Some records:
━━━━━━━━━━

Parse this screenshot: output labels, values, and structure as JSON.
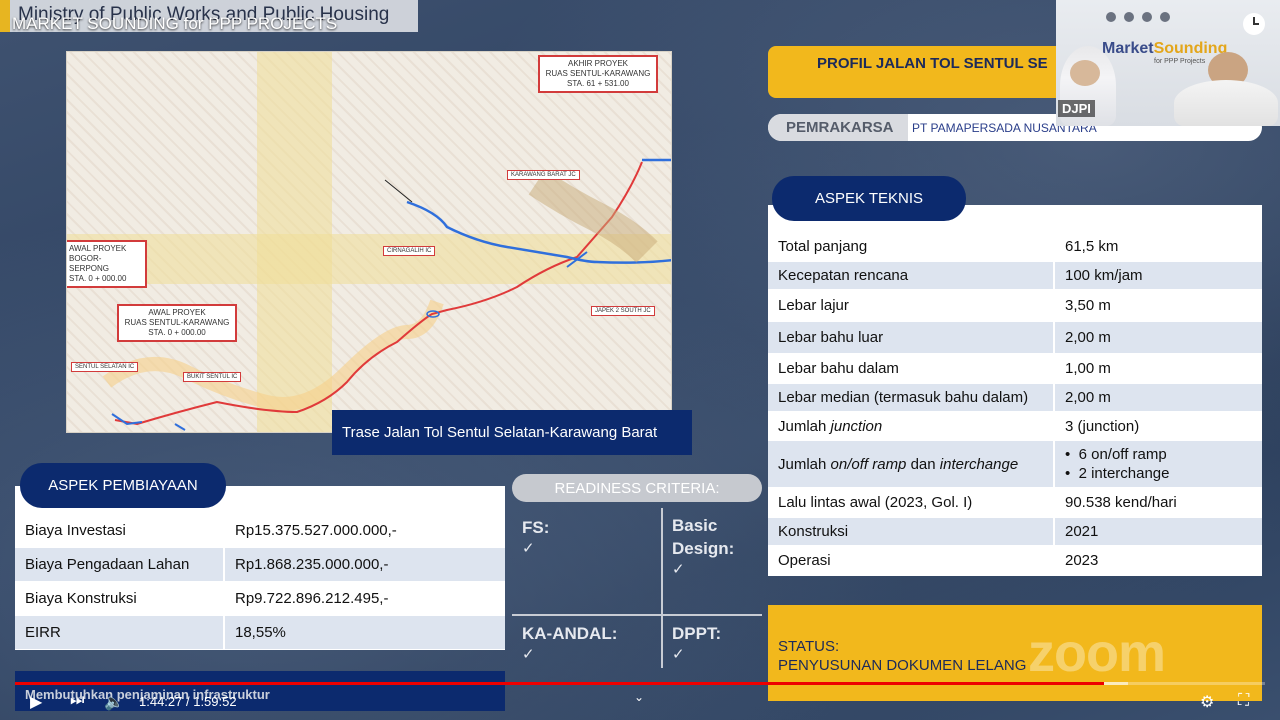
{
  "header": {
    "ministry": "Ministry of Public Works and Public Housing",
    "video_title": "MARKET SOUNDING for PPP PROJECTS"
  },
  "map": {
    "caption": "Trase Jalan Tol Sentul Selatan-Karawang Barat",
    "labels": {
      "akhir": [
        "AKHIR PROYEK",
        "RUAS SENTUL-KARAWANG",
        "STA. 61 + 531.00"
      ],
      "awal_bogor": [
        "AWAL PROYEK",
        "BOGOR-SERPONG",
        "STA. 0 + 000.00"
      ],
      "awal_sentul": [
        "AWAL PROYEK",
        "RUAS SENTUL-KARAWANG",
        "STA. 0 + 000.00"
      ],
      "karawang_barat": "KARAWANG BARAT JC",
      "cirinagalih": "CIRNAGALIH IC",
      "japek": "JAPEK 2 SOUTH JC",
      "sentul_selatan": "SENTUL SELATAN IC",
      "bukit_sentul": "BUKIT SENTUL IC"
    }
  },
  "profil": {
    "title": "PROFIL JALAN TOL SENTUL SE",
    "pemrakarsa_label": "PEMRAKARSA",
    "pemrakarsa_value": "PT PAMAPERSADA NUSANTARA"
  },
  "teknis": {
    "title": "ASPEK TEKNIS",
    "rows": [
      {
        "label": "Total panjang",
        "value": "61,5 km"
      },
      {
        "label": "Kecepatan rencana",
        "value": "100 km/jam"
      },
      {
        "label": "Lebar lajur",
        "value": "3,50 m"
      },
      {
        "label": "Lebar bahu luar",
        "value": "2,00 m"
      },
      {
        "label": "Lebar bahu dalam",
        "value": "1,00 m"
      },
      {
        "label": "Lebar median (termasuk bahu dalam)",
        "value": "2,00 m"
      },
      {
        "label_pre": "Jumlah ",
        "label_em": "junction",
        "value": "3 (junction)"
      },
      {
        "label_pre": "Jumlah ",
        "label_em": "on/off ramp",
        "label_mid": " dan ",
        "label_em2": "interchange",
        "value_1": "6 on/off ramp",
        "value_2": "2 interchange"
      },
      {
        "label": "Lalu lintas awal (2023, Gol. I)",
        "value": "90.538 kend/hari"
      },
      {
        "label": "Konstruksi",
        "value": "2021"
      },
      {
        "label": "Operasi",
        "value": "2023"
      }
    ]
  },
  "status": {
    "line1": "STATUS:",
    "line2": "PENYUSUNAN DOKUMEN LELANG"
  },
  "pembiayaan": {
    "title": "ASPEK PEMBIAYAAN",
    "rows": [
      {
        "label": "Biaya Investasi",
        "value": "Rp15.375.527.000.000,-"
      },
      {
        "label": "Biaya Pengadaan Lahan",
        "value": "Rp1.868.235.000.000,-"
      },
      {
        "label": "Biaya Konstruksi",
        "value": "Rp9.722.896.212.495,-"
      },
      {
        "label": "EIRR",
        "value": "18,55%"
      }
    ]
  },
  "banner": "Membutuhkan penjaminan infrastruktur",
  "readiness": {
    "title": "READINESS CRITERIA:",
    "fs": "FS:",
    "basic1": "Basic",
    "basic2": "Design:",
    "kaandal": "KA-ANDAL:",
    "dppt": "DPPT:",
    "check": "✓"
  },
  "zoom_inset": {
    "logo_a": "Market",
    "logo_b": "Sounding",
    "sub": "for PPP Projects",
    "name_tag": "DJPI"
  },
  "watermark": "zoom",
  "player": {
    "time": "1:44:27 / 1:59:52",
    "progress": 0.871,
    "buffered": 0.89,
    "play_icon": "▶",
    "next_icon": "⏭",
    "volume_icon": "🔈",
    "settings_icon": "⚙",
    "fullscreen_icon": "⛶",
    "chevron": "⌄"
  },
  "colors": {
    "navy": "#0c2a6e",
    "gold": "#f2b81c",
    "route_red": "#e03a3a",
    "route_blue": "#2f6fdc",
    "progress_red": "#ee0000"
  }
}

━━━━━━━━━━

→ **TO DO**:
Produce an exact copy of each line of data, skipping embedded images.

→ **OUTPUT**:
Parse this screenshot: output labels, values, and structure as JSON.
{
  "header": {
    "ministry": "Ministry of Public Works and Public Housing",
    "video_title": "MARKET SOUNDING for PPP PROJECTS"
  },
  "map": {
    "caption": "Trase Jalan Tol Sentul Selatan-Karawang Barat",
    "labels": {
      "akhir": [
        "AKHIR PROYEK",
        "RUAS SENTUL-KARAWANG",
        "STA. 61 + 531.00"
      ],
      "awal_bogor": [
        "AWAL PROYEK",
        "BOGOR-SERPONG",
        "STA. 0 + 000.00"
      ],
      "awal_sentul": [
        "AWAL PROYEK",
        "RUAS SENTUL-KARAWANG",
        "STA. 0 + 000.00"
      ],
      "karawang_barat": "KARAWANG BARAT JC",
      "cirinagalih": "CIRNAGALIH IC",
      "japek": "JAPEK 2 SOUTH JC",
      "sentul_selatan": "SENTUL SELATAN IC",
      "bukit_sentul": "BUKIT SENTUL IC"
    }
  },
  "profil": {
    "title": "PROFIL JALAN TOL SENTUL SE",
    "pemrakarsa_label": "PEMRAKARSA",
    "pemrakarsa_value": "PT PAMAPERSADA NUSANTARA"
  },
  "teknis": {
    "title": "ASPEK TEKNIS",
    "rows": [
      {
        "label": "Total panjang",
        "value": "61,5 km"
      },
      {
        "label": "Kecepatan rencana",
        "value": "100 km/jam"
      },
      {
        "label": "Lebar lajur",
        "value": "3,50 m"
      },
      {
        "label": "Lebar bahu luar",
        "value": "2,00 m"
      },
      {
        "label": "Lebar bahu dalam",
        "value": "1,00 m"
      },
      {
        "label": "Lebar median (termasuk bahu dalam)",
        "value": "2,00 m"
      },
      {
        "label_pre": "Jumlah ",
        "label_em": "junction",
        "value": "3 (junction)"
      },
      {
        "label_pre": "Jumlah ",
        "label_em": "on/off ramp",
        "label_mid": " dan ",
        "label_em2": "interchange",
        "value_1": "6 on/off ramp",
        "value_2": "2 interchange"
      },
      {
        "label": "Lalu lintas awal (2023, Gol. I)",
        "value": "90.538 kend/hari"
      },
      {
        "label": "Konstruksi",
        "value": "2021"
      },
      {
        "label": "Operasi",
        "value": "2023"
      }
    ]
  },
  "status": {
    "line1": "STATUS:",
    "line2": "PENYUSUNAN DOKUMEN LELANG"
  },
  "pembiayaan": {
    "title": "ASPEK PEMBIAYAAN",
    "rows": [
      {
        "label": "Biaya Investasi",
        "value": "Rp15.375.527.000.000,-"
      },
      {
        "label": "Biaya Pengadaan Lahan",
        "value": "Rp1.868.235.000.000,-"
      },
      {
        "label": "Biaya Konstruksi",
        "value": "Rp9.722.896.212.495,-"
      },
      {
        "label": "EIRR",
        "value": "18,55%"
      }
    ]
  },
  "banner": "Membutuhkan penjaminan infrastruktur",
  "readiness": {
    "title": "READINESS CRITERIA:",
    "fs": "FS:",
    "basic1": "Basic",
    "basic2": "Design:",
    "kaandal": "KA-ANDAL:",
    "dppt": "DPPT:",
    "check": "✓"
  },
  "zoom_inset": {
    "logo_a": "Market",
    "logo_b": "Sounding",
    "sub": "for PPP Projects",
    "name_tag": "DJPI"
  },
  "watermark": "zoom",
  "player": {
    "time": "1:44:27 / 1:59:52",
    "progress": 0.871,
    "buffered": 0.89,
    "play_icon": "▶",
    "next_icon": "⏭",
    "volume_icon": "🔈",
    "settings_icon": "⚙",
    "fullscreen_icon": "⛶",
    "chevron": "⌄"
  },
  "colors": {
    "navy": "#0c2a6e",
    "gold": "#f2b81c",
    "route_red": "#e03a3a",
    "route_blue": "#2f6fdc",
    "progress_red": "#ee0000"
  }
}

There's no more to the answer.